> [Work instructions] Can you retype every record below exactly as written?

Figure contents as structured data:
☆ ☆ ☆
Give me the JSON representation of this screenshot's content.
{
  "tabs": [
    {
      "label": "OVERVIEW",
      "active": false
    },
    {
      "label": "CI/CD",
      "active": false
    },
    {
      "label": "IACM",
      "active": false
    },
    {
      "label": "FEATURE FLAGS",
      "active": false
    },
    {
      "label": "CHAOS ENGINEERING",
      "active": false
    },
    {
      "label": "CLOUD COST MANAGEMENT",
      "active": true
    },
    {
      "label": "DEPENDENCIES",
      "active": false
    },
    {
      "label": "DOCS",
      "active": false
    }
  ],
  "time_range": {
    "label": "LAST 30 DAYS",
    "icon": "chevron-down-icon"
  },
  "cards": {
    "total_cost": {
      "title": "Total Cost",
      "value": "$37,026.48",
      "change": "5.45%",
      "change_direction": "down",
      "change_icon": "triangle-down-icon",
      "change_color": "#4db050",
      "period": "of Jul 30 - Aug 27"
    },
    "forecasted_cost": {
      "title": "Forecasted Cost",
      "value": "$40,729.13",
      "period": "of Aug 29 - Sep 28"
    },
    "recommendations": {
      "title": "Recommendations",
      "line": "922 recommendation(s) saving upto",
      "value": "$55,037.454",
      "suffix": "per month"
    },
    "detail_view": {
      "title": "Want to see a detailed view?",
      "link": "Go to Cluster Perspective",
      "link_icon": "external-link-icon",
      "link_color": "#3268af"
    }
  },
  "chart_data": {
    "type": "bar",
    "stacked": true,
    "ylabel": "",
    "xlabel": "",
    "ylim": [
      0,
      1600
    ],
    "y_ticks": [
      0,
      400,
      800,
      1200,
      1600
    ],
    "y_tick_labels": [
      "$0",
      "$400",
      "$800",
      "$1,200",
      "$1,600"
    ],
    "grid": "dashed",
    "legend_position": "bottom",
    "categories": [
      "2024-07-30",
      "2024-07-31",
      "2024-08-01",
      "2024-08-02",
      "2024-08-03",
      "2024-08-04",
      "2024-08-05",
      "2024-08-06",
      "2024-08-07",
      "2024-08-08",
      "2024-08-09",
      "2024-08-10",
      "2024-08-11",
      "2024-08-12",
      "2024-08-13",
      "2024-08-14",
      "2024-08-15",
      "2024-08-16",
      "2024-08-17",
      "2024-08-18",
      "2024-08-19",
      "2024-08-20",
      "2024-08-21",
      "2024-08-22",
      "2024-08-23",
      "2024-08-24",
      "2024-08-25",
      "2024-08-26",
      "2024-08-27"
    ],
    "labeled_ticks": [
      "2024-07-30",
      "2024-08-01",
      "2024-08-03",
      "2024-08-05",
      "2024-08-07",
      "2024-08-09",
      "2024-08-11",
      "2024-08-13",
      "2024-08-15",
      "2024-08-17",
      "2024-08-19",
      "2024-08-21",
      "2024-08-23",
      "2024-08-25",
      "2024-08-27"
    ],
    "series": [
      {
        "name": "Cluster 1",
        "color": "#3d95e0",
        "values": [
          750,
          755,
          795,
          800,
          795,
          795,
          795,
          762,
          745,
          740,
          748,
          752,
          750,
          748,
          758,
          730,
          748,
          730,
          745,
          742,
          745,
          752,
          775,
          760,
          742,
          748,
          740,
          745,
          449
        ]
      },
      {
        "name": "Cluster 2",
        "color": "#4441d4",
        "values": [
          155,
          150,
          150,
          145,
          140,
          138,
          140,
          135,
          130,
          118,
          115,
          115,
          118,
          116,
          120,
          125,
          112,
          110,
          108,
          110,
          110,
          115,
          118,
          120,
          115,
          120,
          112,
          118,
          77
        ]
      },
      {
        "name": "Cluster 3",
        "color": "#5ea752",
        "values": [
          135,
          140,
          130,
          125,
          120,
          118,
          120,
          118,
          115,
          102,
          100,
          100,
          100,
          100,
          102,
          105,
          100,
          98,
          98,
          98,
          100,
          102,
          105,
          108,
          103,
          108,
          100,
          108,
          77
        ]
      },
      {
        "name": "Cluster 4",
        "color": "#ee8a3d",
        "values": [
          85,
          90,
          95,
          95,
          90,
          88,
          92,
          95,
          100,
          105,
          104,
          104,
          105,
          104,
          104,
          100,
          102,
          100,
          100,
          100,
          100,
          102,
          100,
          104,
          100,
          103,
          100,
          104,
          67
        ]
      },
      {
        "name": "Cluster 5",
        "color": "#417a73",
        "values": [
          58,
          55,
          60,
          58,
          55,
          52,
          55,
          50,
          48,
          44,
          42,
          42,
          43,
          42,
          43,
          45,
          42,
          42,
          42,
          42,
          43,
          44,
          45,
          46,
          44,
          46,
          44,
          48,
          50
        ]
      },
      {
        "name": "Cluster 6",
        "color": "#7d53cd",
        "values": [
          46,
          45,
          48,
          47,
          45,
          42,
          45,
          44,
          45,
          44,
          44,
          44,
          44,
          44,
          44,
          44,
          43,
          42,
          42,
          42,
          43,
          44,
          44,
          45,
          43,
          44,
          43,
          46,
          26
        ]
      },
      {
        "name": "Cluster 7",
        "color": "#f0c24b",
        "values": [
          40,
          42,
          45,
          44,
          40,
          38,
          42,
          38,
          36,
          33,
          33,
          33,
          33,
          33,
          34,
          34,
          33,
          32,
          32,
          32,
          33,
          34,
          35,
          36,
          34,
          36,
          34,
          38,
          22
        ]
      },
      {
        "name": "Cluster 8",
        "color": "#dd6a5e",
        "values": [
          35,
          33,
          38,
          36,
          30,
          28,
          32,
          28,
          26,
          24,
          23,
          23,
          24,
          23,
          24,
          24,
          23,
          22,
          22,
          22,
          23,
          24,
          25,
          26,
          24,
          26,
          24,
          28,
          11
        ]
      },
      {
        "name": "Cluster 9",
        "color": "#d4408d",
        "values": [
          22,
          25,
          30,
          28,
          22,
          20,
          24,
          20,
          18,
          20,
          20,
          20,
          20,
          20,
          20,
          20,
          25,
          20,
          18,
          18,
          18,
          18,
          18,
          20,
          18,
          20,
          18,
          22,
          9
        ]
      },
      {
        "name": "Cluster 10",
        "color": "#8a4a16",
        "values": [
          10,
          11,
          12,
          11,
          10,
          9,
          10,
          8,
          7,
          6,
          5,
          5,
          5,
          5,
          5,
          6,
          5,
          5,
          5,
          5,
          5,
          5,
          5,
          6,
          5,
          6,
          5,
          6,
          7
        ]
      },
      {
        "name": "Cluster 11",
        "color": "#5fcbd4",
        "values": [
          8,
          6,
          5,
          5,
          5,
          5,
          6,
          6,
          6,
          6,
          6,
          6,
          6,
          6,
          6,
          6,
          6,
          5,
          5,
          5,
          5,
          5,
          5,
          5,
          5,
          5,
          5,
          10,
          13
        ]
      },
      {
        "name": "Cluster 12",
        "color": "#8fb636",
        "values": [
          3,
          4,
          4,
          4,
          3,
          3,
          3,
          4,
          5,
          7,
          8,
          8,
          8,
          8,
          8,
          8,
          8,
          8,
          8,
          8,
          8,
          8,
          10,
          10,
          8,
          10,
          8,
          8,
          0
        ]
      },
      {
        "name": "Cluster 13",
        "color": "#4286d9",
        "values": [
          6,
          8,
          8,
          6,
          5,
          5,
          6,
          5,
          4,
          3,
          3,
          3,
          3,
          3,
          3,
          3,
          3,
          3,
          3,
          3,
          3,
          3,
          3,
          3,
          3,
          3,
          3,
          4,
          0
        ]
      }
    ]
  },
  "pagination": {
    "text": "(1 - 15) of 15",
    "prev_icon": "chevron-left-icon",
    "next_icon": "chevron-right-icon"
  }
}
☆ ☆ ☆
> [Output of the exercise]
Give me the JSON representation of this screenshot's content.
{
  "tabs": [
    {
      "label": "OVERVIEW",
      "active": false
    },
    {
      "label": "CI/CD",
      "active": false
    },
    {
      "label": "IACM",
      "active": false
    },
    {
      "label": "FEATURE FLAGS",
      "active": false
    },
    {
      "label": "CHAOS ENGINEERING",
      "active": false
    },
    {
      "label": "CLOUD COST MANAGEMENT",
      "active": true
    },
    {
      "label": "DEPENDENCIES",
      "active": false
    },
    {
      "label": "DOCS",
      "active": false
    }
  ],
  "time_range": {
    "label": "LAST 30 DAYS",
    "icon": "chevron-down-icon"
  },
  "cards": {
    "total_cost": {
      "title": "Total Cost",
      "value": "$37,026.48",
      "change": "5.45%",
      "change_direction": "down",
      "change_icon": "triangle-down-icon",
      "change_color": "#4db050",
      "period": "of Jul 30 - Aug 27"
    },
    "forecasted_cost": {
      "title": "Forecasted Cost",
      "value": "$40,729.13",
      "period": "of Aug 29 - Sep 28"
    },
    "recommendations": {
      "title": "Recommendations",
      "line": "922 recommendation(s) saving upto",
      "value": "$55,037.454",
      "suffix": "per month"
    },
    "detail_view": {
      "title": "Want to see a detailed view?",
      "link": "Go to Cluster Perspective",
      "link_icon": "external-link-icon",
      "link_color": "#3268af"
    }
  },
  "chart_data": {
    "type": "bar",
    "stacked": true,
    "ylabel": "",
    "xlabel": "",
    "ylim": [
      0,
      1600
    ],
    "y_ticks": [
      0,
      400,
      800,
      1200,
      1600
    ],
    "y_tick_labels": [
      "$0",
      "$400",
      "$800",
      "$1,200",
      "$1,600"
    ],
    "grid": "dashed",
    "legend_position": "bottom",
    "categories": [
      "2024-07-30",
      "2024-07-31",
      "2024-08-01",
      "2024-08-02",
      "2024-08-03",
      "2024-08-04",
      "2024-08-05",
      "2024-08-06",
      "2024-08-07",
      "2024-08-08",
      "2024-08-09",
      "2024-08-10",
      "2024-08-11",
      "2024-08-12",
      "2024-08-13",
      "2024-08-14",
      "2024-08-15",
      "2024-08-16",
      "2024-08-17",
      "2024-08-18",
      "2024-08-19",
      "2024-08-20",
      "2024-08-21",
      "2024-08-22",
      "2024-08-23",
      "2024-08-24",
      "2024-08-25",
      "2024-08-26",
      "2024-08-27"
    ],
    "labeled_ticks": [
      "2024-07-30",
      "2024-08-01",
      "2024-08-03",
      "2024-08-05",
      "2024-08-07",
      "2024-08-09",
      "2024-08-11",
      "2024-08-13",
      "2024-08-15",
      "2024-08-17",
      "2024-08-19",
      "2024-08-21",
      "2024-08-23",
      "2024-08-25",
      "2024-08-27"
    ],
    "series": [
      {
        "name": "Cluster 1",
        "color": "#3d95e0",
        "values": [
          750,
          755,
          795,
          800,
          795,
          795,
          795,
          762,
          745,
          740,
          748,
          752,
          750,
          748,
          758,
          730,
          748,
          730,
          745,
          742,
          745,
          752,
          775,
          760,
          742,
          748,
          740,
          745,
          449
        ]
      },
      {
        "name": "Cluster 2",
        "color": "#4441d4",
        "values": [
          155,
          150,
          150,
          145,
          140,
          138,
          140,
          135,
          130,
          118,
          115,
          115,
          118,
          116,
          120,
          125,
          112,
          110,
          108,
          110,
          110,
          115,
          118,
          120,
          115,
          120,
          112,
          118,
          77
        ]
      },
      {
        "name": "Cluster 3",
        "color": "#5ea752",
        "values": [
          135,
          140,
          130,
          125,
          120,
          118,
          120,
          118,
          115,
          102,
          100,
          100,
          100,
          100,
          102,
          105,
          100,
          98,
          98,
          98,
          100,
          102,
          105,
          108,
          103,
          108,
          100,
          108,
          77
        ]
      },
      {
        "name": "Cluster 4",
        "color": "#ee8a3d",
        "values": [
          85,
          90,
          95,
          95,
          90,
          88,
          92,
          95,
          100,
          105,
          104,
          104,
          105,
          104,
          104,
          100,
          102,
          100,
          100,
          100,
          100,
          102,
          100,
          104,
          100,
          103,
          100,
          104,
          67
        ]
      },
      {
        "name": "Cluster 5",
        "color": "#417a73",
        "values": [
          58,
          55,
          60,
          58,
          55,
          52,
          55,
          50,
          48,
          44,
          42,
          42,
          43,
          42,
          43,
          45,
          42,
          42,
          42,
          42,
          43,
          44,
          45,
          46,
          44,
          46,
          44,
          48,
          50
        ]
      },
      {
        "name": "Cluster 6",
        "color": "#7d53cd",
        "values": [
          46,
          45,
          48,
          47,
          45,
          42,
          45,
          44,
          45,
          44,
          44,
          44,
          44,
          44,
          44,
          44,
          43,
          42,
          42,
          42,
          43,
          44,
          44,
          45,
          43,
          44,
          43,
          46,
          26
        ]
      },
      {
        "name": "Cluster 7",
        "color": "#f0c24b",
        "values": [
          40,
          42,
          45,
          44,
          40,
          38,
          42,
          38,
          36,
          33,
          33,
          33,
          33,
          33,
          34,
          34,
          33,
          32,
          32,
          32,
          33,
          34,
          35,
          36,
          34,
          36,
          34,
          38,
          22
        ]
      },
      {
        "name": "Cluster 8",
        "color": "#dd6a5e",
        "values": [
          35,
          33,
          38,
          36,
          30,
          28,
          32,
          28,
          26,
          24,
          23,
          23,
          24,
          23,
          24,
          24,
          23,
          22,
          22,
          22,
          23,
          24,
          25,
          26,
          24,
          26,
          24,
          28,
          11
        ]
      },
      {
        "name": "Cluster 9",
        "color": "#d4408d",
        "values": [
          22,
          25,
          30,
          28,
          22,
          20,
          24,
          20,
          18,
          20,
          20,
          20,
          20,
          20,
          20,
          20,
          25,
          20,
          18,
          18,
          18,
          18,
          18,
          20,
          18,
          20,
          18,
          22,
          9
        ]
      },
      {
        "name": "Cluster 10",
        "color": "#8a4a16",
        "values": [
          10,
          11,
          12,
          11,
          10,
          9,
          10,
          8,
          7,
          6,
          5,
          5,
          5,
          5,
          5,
          6,
          5,
          5,
          5,
          5,
          5,
          5,
          5,
          6,
          5,
          6,
          5,
          6,
          7
        ]
      },
      {
        "name": "Cluster 11",
        "color": "#5fcbd4",
        "values": [
          8,
          6,
          5,
          5,
          5,
          5,
          6,
          6,
          6,
          6,
          6,
          6,
          6,
          6,
          6,
          6,
          6,
          5,
          5,
          5,
          5,
          5,
          5,
          5,
          5,
          5,
          5,
          10,
          13
        ]
      },
      {
        "name": "Cluster 12",
        "color": "#8fb636",
        "values": [
          3,
          4,
          4,
          4,
          3,
          3,
          3,
          4,
          5,
          7,
          8,
          8,
          8,
          8,
          8,
          8,
          8,
          8,
          8,
          8,
          8,
          8,
          10,
          10,
          8,
          10,
          8,
          8,
          0
        ]
      },
      {
        "name": "Cluster 13",
        "color": "#4286d9",
        "values": [
          6,
          8,
          8,
          6,
          5,
          5,
          6,
          5,
          4,
          3,
          3,
          3,
          3,
          3,
          3,
          3,
          3,
          3,
          3,
          3,
          3,
          3,
          3,
          3,
          3,
          3,
          3,
          4,
          0
        ]
      }
    ]
  },
  "pagination": {
    "text": "(1 - 15) of 15",
    "prev_icon": "chevron-left-icon",
    "next_icon": "chevron-right-icon"
  }
}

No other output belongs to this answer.